* _Work to do_
Search the records for the word "светодиодные" and report each line that has it.

* _Provided data_
____________________

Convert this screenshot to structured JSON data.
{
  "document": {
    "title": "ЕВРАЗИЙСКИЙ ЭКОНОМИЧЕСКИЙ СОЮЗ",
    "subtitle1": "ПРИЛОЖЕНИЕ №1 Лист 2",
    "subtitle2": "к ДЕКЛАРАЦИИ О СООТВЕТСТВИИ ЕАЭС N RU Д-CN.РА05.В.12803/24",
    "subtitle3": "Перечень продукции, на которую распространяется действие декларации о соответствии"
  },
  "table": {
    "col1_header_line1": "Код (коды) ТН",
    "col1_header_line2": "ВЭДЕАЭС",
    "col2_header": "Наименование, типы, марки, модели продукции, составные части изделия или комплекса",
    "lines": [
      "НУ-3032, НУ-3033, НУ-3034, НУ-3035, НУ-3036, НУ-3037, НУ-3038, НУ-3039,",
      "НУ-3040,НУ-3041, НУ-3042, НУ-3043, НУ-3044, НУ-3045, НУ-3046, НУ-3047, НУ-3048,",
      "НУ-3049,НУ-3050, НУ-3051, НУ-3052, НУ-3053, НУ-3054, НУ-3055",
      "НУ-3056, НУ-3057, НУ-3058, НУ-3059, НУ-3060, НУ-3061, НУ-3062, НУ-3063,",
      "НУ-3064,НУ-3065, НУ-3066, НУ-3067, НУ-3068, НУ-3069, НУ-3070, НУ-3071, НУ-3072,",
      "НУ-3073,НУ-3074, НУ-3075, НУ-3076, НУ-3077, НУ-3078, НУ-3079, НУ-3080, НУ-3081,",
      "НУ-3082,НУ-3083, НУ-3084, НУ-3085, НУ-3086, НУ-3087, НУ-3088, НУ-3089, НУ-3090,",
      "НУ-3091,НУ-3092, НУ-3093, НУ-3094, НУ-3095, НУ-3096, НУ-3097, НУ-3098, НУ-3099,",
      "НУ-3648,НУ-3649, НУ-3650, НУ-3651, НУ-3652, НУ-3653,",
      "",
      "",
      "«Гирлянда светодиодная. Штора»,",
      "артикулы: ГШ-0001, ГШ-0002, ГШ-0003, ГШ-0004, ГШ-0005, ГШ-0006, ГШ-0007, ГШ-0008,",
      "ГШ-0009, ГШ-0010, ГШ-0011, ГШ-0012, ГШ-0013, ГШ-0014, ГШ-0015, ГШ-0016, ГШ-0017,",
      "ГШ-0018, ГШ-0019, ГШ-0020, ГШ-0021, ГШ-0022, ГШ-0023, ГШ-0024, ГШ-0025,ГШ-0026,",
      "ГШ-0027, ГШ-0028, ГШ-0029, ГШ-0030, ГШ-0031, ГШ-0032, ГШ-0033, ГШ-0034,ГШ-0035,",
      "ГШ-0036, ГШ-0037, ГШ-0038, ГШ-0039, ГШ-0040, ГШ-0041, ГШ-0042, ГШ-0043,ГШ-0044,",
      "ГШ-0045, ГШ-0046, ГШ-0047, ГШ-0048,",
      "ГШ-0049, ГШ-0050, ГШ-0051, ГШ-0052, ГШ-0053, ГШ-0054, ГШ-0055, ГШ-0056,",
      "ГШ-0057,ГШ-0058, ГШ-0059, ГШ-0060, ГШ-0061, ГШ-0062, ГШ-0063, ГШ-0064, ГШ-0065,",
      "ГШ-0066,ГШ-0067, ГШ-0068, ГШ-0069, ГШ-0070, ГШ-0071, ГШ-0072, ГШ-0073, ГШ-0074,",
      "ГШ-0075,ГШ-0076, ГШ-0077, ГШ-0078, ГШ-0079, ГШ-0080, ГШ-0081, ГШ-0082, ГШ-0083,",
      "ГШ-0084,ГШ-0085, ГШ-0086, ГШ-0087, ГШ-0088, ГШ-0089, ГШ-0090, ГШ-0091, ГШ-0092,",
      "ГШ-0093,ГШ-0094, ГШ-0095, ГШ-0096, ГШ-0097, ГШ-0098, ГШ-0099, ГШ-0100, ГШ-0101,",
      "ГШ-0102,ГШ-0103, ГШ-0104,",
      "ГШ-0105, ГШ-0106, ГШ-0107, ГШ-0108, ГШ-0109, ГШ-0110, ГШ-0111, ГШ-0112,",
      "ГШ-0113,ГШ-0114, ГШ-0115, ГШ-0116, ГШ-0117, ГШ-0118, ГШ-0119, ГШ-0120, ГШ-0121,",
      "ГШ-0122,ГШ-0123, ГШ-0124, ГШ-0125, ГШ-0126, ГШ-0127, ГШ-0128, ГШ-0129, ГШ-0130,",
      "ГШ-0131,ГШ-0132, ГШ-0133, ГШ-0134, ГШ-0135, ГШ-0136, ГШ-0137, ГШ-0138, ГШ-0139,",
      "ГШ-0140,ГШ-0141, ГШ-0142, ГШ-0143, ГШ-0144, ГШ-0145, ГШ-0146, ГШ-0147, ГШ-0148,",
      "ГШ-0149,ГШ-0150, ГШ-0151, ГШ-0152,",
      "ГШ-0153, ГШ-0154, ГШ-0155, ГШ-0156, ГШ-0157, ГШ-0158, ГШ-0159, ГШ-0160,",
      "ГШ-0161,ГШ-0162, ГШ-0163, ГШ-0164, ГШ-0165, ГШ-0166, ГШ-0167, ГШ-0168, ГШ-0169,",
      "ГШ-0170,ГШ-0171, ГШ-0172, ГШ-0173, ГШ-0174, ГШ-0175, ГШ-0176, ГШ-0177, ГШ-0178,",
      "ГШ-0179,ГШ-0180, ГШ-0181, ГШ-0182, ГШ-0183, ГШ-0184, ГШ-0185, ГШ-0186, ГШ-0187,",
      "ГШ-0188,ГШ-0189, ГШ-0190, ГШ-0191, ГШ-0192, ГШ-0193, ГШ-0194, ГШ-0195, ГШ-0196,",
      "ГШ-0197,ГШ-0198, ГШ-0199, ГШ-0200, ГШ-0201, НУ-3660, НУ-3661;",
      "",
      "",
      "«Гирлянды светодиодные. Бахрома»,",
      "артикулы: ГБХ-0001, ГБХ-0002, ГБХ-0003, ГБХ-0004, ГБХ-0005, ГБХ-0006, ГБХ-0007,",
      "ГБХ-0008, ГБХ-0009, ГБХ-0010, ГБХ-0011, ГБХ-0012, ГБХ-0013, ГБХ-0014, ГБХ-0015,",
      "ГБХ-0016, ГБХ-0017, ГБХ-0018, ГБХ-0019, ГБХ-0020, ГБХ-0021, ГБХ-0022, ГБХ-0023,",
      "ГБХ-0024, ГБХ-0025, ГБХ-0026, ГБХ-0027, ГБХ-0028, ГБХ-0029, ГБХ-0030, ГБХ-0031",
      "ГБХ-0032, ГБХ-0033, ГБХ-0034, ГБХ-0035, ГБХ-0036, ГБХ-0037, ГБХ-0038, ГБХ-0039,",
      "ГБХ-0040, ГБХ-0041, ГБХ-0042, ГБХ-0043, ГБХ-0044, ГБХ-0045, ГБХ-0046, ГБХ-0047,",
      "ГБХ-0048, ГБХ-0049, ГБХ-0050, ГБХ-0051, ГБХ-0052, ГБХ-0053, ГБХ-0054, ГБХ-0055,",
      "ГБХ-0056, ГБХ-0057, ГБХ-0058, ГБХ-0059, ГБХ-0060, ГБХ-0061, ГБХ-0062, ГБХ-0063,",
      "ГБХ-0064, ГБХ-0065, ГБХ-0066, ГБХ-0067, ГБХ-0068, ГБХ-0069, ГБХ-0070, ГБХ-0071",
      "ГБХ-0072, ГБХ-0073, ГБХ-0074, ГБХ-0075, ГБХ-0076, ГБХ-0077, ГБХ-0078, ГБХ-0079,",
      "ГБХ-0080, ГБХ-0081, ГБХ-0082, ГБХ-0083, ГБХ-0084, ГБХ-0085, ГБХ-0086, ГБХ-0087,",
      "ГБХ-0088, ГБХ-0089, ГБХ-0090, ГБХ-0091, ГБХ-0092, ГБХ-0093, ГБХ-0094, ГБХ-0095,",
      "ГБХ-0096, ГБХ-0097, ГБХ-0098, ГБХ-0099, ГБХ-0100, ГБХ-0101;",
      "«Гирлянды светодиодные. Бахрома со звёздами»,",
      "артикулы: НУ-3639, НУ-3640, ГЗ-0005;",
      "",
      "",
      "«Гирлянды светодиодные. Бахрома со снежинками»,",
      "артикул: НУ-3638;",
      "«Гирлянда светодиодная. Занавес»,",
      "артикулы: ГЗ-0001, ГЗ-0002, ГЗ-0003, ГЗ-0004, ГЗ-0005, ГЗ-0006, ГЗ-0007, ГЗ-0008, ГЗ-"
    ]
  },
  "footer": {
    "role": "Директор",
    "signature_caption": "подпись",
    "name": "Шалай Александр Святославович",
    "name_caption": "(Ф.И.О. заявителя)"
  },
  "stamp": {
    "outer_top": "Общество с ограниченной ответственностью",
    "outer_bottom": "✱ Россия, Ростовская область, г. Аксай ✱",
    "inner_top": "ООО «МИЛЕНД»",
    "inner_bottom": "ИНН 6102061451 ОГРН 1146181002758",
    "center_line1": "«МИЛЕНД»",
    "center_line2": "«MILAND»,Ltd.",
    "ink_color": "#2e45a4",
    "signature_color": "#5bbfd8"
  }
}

____________________

* _Exercise response_
      "«Гирлянды светодиодные. Бахрома»,",
      "«Гирлянды светодиодные. Бахрома со звёздами»,",
      "«Гирлянды светодиодные. Бахрома со снежинками»,",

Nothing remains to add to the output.